-- Begin --

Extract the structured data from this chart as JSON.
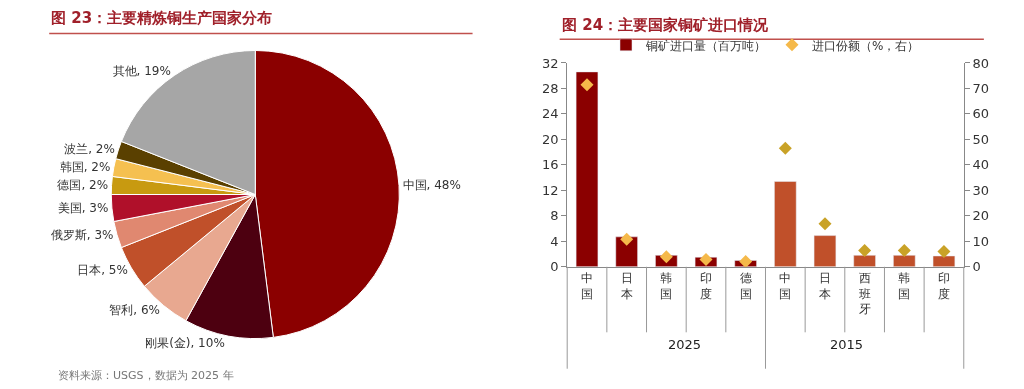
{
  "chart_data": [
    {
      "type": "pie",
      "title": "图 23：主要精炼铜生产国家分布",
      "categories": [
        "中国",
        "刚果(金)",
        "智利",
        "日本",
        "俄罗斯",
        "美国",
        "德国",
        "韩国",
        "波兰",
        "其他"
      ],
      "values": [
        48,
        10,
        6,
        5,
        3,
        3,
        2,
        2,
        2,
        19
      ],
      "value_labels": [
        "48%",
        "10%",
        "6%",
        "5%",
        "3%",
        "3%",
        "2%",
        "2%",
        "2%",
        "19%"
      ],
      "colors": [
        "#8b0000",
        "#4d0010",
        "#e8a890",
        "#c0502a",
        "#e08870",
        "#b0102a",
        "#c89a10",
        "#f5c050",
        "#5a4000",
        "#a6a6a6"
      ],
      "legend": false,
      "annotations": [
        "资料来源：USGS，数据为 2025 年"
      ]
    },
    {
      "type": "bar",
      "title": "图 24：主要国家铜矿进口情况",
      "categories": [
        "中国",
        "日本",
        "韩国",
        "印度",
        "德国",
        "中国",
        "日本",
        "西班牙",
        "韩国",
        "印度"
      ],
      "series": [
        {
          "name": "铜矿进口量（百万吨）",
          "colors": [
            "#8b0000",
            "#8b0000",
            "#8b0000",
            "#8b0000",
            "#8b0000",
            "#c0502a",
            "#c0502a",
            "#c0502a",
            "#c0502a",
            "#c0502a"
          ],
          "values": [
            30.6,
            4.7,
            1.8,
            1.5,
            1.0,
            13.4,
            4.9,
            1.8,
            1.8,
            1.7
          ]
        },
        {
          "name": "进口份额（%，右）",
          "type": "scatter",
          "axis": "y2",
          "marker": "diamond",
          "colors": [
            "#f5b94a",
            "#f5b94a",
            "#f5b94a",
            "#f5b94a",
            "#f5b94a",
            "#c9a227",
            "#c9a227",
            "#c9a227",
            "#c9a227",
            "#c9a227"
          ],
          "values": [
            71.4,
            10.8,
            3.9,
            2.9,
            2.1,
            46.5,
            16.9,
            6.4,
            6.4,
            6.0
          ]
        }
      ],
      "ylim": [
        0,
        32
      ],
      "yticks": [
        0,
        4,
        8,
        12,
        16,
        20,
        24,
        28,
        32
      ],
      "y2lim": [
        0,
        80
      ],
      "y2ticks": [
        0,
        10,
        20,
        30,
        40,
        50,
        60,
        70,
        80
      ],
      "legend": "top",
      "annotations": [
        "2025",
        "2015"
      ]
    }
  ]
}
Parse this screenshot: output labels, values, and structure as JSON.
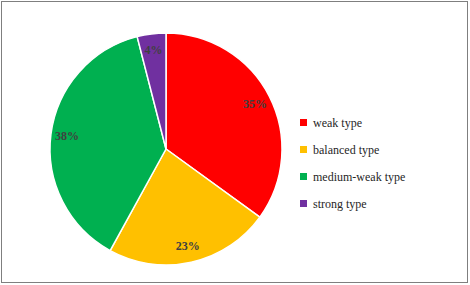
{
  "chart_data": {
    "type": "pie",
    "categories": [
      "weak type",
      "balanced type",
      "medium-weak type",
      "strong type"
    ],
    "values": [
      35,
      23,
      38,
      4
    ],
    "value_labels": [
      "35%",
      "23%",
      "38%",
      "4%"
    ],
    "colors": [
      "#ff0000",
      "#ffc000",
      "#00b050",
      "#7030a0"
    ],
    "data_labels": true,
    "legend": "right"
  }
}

-- End --

__Task description__: Which lines hold the string "title"? Copy all of them from the data above.

__Written answer__:
      "title": "图 23：主要精炼铜生产国家分布",
      "title": "图 24：主要国家铜矿进口情况",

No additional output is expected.